**Dataset records**
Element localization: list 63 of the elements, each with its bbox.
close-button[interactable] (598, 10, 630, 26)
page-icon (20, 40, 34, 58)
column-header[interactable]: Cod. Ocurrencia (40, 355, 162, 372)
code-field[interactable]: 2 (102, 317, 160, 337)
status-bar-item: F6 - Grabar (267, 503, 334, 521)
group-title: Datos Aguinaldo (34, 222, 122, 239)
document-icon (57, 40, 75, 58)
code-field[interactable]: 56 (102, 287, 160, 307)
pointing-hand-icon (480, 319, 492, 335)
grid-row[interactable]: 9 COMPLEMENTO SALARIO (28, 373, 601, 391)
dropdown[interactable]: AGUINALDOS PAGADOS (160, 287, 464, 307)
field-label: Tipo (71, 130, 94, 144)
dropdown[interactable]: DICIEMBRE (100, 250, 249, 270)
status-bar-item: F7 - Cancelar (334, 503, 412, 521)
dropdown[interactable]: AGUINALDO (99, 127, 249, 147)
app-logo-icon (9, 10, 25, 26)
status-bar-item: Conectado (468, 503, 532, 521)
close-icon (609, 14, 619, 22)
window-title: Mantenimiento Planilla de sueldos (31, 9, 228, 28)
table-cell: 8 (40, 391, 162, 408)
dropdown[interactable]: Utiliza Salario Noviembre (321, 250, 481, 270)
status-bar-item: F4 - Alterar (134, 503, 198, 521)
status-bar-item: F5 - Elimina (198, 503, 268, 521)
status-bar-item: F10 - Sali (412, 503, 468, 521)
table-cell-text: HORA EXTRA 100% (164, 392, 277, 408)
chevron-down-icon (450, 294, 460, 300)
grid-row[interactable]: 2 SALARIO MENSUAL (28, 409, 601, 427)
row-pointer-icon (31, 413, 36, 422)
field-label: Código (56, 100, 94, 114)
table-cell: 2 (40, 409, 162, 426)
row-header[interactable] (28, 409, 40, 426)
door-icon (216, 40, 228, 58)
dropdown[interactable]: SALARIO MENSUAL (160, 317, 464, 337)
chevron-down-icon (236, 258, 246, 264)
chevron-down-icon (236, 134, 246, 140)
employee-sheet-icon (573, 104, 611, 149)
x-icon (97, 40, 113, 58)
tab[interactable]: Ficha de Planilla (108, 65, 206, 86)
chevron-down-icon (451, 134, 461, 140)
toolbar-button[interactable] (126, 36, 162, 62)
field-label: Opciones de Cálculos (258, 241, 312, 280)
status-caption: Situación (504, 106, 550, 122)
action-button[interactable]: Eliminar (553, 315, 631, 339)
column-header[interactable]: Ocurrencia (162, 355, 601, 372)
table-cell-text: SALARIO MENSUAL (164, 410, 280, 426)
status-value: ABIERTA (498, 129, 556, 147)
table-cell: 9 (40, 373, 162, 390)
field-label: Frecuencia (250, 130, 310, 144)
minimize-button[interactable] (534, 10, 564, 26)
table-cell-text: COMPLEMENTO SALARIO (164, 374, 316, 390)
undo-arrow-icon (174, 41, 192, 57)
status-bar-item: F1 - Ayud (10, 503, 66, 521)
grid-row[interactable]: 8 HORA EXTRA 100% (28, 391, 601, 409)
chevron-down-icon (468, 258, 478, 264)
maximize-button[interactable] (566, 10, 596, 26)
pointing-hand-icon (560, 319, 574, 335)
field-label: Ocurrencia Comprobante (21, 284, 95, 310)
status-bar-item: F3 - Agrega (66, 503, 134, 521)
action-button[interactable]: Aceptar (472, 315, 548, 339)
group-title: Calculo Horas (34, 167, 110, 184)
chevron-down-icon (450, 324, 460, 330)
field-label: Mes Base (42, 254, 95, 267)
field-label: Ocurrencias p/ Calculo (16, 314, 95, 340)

**Objective**
Can you recast every row above as a JSON list of strings, one string per line, with blank lines left out?

**The response**
[
  "Element localization: list 63 of the elements, each with its bbox.",
  "close-button[interactable] (598, 10, 630, 26)",
  "page-icon (20, 40, 34, 58)",
  "column-header[interactable]: Cod. Ocurrencia (40, 355, 162, 372)",
  "code-field[interactable]: 2 (102, 317, 160, 337)",
  "status-bar-item: F6 - Grabar (267, 503, 334, 521)",
  "group-title: Datos Aguinaldo (34, 222, 122, 239)",
  "document-icon (57, 40, 75, 58)",
  "code-field[interactable]: 56 (102, 287, 160, 307)",
  "pointing-hand-icon (480, 319, 492, 335)",
  "grid-row[interactable]: 9 COMPLEMENTO SALARIO (28, 373, 601, 391)",
  "dropdown[interactable]: AGUINALDOS PAGADOS (160, 287, 464, 307)",
  "field-label: Tipo (71, 130, 94, 144)",
  "dropdown[interactable]: DICIEMBRE (100, 250, 249, 270)",
  "status-bar-item: F7 - Cancelar (334, 503, 412, 521)",
  "dropdown[interactable]: AGUINALDO (99, 127, 249, 147)",
  "app-logo-icon (9, 10, 25, 26)",
  "status-bar-item: Conectado (468, 503, 532, 521)",
  "close-icon (609, 14, 619, 22)",
  "window-title: Mantenimiento Planilla de sueldos (31, 9, 228, 28)",
  "table-cell: 8 (40, 391, 162, 408)",
  "dropdown[interactable]: Utiliza Salario Noviembre (321, 250, 481, 270)",
  "status-bar-item: F4 - Alterar (134, 503, 198, 521)",
  "status-bar-item: F5 - Elimina (198, 503, 268, 521)",
  "status-bar-item: F10 - Sali (412, 503, 468, 521)",
  "table-cell-text: HORA EXTRA 100% (164, 392, 277, 408)",
  "chevron-down-icon (450, 294, 460, 300)",
  "grid-row[interactable]: 2 SALARIO MENSUAL (28, 409, 601, 427)",
  "row-pointer-icon (31, 413, 36, 422)",
  "field-label: Código (56, 100, 94, 114)",
  "table-cell: 2 (40, 409, 162, 426)",
  "row-header[interactable] (28, 409, 40, 426)",
  "door-icon (216, 40, 228, 58)",
  "dropdown[interactable]: SALARIO MENSUAL (160, 317, 464, 337)",
  "chevron-down-icon (236, 258, 246, 264)",
  "chevron-down-icon (236, 134, 246, 140)",
  "employee-sheet-icon (573, 104, 611, 149)",
  "x-icon (97, 40, 113, 58)",
  "tab[interactable]: Ficha de Planilla (108, 65, 206, 86)",
  "chevron-down-icon (451, 134, 461, 140)",
  "toolbar-button[interactable] (126, 36, 162, 62)",
  "field-label: Opciones de Cálculos (258, 241, 312, 280)",
  "status-caption: Situación (504, 106, 550, 122)",
  "action-button[interactable]: Eliminar (553, 315, 631, 339)",
  "column-header[interactable]: Ocurrencia (162, 355, 601, 372)",
  "table-cell-text: SALARIO MENSUAL (164, 410, 280, 426)",
  "status-value: ABIERTA (498, 129, 556, 147)",
  "table-cell: 9 (40, 373, 162, 390)",
  "field-label: Frecuencia (250, 130, 310, 144)",
  "minimize-button[interactable] (534, 10, 564, 26)",
  "table-cell-text: COMPLEMENTO SALARIO (164, 374, 316, 390)",
  "undo-arrow-icon (174, 41, 192, 57)",
  "status-bar-item: F1 - Ayud (10, 503, 66, 521)",
  "grid-row[interactable]: 8 HORA EXTRA 100% (28, 391, 601, 409)",
  "chevron-down-icon (468, 258, 478, 264)",
  "maximize-button[interactable] (566, 10, 596, 26)",
  "pointing-hand-icon (560, 319, 574, 335)",
  "field-label: Ocurrencia Comprobante (21, 284, 95, 310)",
  "status-bar-item: F3 - Agrega (66, 503, 134, 521)",
  "action-button[interactable]: Aceptar (472, 315, 548, 339)",
  "group-title: Calculo Horas (34, 167, 110, 184)",
  "chevron-down-icon (450, 324, 460, 330)",
  "field-label: Mes Base (42, 254, 95, 267)",
  "field-label: Ocurrencias p/ Calculo (16, 314, 95, 340)"
]